The exercise -> Sort through the entries below and pull out lines containing the word "части".

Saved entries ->
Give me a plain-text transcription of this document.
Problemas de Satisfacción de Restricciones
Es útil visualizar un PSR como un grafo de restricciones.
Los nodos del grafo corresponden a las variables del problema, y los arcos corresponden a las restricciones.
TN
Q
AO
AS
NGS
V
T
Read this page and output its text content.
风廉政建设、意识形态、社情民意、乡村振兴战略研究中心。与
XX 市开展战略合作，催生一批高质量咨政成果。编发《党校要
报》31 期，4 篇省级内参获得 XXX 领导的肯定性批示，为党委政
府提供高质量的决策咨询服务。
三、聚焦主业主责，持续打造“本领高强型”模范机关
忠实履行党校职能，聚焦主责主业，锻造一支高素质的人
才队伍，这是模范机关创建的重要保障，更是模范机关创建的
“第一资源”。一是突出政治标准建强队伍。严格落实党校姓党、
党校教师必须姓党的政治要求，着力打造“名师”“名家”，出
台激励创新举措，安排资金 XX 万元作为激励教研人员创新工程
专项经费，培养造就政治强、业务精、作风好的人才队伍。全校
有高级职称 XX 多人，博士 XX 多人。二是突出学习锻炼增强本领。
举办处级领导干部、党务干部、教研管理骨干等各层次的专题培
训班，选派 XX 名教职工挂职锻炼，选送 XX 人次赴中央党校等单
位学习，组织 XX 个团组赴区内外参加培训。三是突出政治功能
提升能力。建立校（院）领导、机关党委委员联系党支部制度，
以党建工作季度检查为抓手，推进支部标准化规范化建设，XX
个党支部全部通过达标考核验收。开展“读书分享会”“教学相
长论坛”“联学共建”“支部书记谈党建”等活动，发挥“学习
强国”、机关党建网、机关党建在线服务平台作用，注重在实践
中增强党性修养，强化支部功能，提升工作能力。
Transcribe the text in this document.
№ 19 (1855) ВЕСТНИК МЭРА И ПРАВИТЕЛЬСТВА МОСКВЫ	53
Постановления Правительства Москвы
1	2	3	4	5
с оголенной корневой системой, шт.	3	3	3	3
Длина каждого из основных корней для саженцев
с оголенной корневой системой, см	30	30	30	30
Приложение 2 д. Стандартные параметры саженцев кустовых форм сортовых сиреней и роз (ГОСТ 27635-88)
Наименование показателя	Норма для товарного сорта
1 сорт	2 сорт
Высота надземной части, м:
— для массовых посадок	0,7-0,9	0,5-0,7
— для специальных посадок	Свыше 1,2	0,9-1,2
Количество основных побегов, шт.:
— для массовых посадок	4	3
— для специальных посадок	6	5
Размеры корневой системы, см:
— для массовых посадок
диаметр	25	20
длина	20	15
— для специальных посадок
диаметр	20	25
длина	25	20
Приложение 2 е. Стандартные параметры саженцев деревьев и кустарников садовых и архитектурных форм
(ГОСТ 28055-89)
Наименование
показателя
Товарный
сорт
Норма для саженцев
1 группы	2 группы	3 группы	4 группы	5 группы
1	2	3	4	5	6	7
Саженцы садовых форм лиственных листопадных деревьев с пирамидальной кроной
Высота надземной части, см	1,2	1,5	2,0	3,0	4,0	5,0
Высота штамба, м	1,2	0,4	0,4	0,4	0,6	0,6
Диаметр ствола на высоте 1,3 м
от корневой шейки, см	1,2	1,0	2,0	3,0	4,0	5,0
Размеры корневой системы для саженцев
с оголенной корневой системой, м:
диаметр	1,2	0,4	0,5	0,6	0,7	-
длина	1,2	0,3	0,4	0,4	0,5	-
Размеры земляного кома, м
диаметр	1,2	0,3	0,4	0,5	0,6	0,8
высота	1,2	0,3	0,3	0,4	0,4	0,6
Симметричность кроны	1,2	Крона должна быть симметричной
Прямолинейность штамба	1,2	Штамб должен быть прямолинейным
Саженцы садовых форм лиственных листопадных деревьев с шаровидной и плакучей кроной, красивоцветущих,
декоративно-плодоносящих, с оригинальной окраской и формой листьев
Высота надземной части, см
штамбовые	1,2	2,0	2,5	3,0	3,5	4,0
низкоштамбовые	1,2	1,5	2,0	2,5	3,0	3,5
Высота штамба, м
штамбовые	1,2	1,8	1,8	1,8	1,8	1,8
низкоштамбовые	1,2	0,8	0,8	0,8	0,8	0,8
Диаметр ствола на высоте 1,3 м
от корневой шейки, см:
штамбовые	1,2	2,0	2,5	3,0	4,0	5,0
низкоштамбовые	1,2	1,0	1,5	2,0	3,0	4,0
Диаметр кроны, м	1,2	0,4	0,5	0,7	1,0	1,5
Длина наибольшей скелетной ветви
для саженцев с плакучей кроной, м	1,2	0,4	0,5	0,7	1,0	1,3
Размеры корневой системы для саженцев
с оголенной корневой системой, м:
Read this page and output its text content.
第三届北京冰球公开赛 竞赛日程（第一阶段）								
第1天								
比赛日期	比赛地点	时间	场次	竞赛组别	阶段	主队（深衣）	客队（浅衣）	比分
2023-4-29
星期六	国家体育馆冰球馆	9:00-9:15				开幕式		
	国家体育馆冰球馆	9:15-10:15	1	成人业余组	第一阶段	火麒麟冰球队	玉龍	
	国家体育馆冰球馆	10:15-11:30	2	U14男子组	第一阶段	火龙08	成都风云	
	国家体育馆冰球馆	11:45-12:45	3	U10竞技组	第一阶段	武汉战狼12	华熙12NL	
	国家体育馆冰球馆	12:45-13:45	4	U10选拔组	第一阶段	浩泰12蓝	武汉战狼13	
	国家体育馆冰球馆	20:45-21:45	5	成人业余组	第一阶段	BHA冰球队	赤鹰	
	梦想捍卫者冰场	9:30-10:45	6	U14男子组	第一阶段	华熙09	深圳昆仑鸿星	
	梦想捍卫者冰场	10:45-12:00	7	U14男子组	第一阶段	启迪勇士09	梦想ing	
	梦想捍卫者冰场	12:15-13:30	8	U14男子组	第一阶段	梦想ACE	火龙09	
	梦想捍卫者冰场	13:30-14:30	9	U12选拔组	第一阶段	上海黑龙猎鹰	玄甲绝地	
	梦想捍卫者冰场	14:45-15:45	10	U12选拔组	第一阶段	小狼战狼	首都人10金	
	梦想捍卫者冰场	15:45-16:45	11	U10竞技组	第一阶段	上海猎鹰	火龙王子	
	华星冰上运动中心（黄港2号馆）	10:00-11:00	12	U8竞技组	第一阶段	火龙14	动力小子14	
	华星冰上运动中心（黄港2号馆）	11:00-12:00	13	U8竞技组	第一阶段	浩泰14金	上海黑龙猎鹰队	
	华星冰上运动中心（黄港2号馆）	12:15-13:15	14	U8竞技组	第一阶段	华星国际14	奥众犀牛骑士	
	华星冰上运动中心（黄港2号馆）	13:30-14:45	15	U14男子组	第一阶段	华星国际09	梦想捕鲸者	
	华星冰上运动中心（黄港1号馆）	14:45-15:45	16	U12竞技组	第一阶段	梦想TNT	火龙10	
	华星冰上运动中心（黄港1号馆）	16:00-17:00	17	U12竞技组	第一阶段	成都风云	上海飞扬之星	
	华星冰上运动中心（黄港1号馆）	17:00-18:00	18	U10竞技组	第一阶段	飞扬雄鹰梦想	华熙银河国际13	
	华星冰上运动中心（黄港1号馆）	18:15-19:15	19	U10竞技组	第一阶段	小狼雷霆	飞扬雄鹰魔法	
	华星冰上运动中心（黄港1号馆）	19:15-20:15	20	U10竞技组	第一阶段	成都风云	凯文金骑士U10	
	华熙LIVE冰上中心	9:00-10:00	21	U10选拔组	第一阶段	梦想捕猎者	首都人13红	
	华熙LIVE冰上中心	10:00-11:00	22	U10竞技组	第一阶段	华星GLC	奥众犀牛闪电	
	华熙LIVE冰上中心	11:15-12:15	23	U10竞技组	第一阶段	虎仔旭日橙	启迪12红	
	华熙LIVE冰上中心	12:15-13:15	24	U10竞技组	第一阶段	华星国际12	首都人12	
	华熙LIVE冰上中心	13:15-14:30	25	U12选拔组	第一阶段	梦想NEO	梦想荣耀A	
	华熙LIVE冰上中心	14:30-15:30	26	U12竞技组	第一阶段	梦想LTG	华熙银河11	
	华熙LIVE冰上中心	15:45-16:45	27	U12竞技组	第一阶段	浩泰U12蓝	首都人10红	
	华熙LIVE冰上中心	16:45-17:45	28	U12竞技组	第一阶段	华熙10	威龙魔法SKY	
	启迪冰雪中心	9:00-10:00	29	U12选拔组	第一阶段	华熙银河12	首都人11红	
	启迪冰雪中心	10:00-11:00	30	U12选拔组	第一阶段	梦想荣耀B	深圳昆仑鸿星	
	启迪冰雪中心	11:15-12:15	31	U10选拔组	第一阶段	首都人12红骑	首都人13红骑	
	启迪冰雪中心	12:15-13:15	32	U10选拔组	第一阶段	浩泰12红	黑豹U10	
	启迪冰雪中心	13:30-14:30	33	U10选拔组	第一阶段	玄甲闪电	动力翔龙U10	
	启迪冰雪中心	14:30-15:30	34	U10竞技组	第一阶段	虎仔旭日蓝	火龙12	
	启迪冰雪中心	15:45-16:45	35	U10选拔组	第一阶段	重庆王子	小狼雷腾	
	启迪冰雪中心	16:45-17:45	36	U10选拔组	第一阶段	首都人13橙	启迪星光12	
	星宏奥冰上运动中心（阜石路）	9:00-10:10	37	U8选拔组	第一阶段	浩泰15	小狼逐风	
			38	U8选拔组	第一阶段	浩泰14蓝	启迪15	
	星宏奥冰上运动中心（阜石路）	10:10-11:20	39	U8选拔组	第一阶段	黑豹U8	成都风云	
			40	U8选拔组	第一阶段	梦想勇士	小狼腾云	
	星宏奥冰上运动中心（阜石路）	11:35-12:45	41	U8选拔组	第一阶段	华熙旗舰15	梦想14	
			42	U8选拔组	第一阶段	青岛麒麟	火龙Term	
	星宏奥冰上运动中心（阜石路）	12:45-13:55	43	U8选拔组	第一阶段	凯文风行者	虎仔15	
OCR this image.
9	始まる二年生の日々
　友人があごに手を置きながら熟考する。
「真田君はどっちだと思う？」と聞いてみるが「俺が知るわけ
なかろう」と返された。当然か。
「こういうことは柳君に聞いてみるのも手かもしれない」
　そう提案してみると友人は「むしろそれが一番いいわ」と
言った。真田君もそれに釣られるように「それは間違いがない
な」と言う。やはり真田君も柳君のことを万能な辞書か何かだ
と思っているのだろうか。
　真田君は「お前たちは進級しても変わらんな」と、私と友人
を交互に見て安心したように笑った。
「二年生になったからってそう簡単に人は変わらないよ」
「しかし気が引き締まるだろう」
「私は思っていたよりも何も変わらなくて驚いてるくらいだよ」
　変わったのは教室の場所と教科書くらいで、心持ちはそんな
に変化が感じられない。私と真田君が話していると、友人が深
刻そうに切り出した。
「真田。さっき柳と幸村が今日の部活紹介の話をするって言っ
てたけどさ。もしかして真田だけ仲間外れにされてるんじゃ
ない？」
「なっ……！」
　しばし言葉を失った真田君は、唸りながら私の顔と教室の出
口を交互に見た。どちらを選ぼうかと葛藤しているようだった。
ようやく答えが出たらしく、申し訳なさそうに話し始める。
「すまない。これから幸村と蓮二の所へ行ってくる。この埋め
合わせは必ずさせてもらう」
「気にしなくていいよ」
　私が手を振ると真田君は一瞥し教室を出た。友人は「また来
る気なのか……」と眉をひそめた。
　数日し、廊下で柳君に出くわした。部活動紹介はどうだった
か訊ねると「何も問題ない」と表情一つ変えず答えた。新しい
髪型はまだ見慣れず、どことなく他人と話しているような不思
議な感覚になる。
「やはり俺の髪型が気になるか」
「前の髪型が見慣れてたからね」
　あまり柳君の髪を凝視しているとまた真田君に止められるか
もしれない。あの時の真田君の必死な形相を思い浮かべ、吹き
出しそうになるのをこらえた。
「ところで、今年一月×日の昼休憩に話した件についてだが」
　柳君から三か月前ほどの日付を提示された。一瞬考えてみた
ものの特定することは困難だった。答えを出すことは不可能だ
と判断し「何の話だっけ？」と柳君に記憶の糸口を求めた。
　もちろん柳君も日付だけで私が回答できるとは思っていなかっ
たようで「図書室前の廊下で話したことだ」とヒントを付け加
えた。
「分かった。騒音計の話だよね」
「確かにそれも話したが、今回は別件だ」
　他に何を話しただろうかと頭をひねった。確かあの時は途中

Result ->
Высота надземной части, м:
Высота надземной части, см	1,2	1,5	2,0	3,0	4,0	5,0
Высота надземной части, см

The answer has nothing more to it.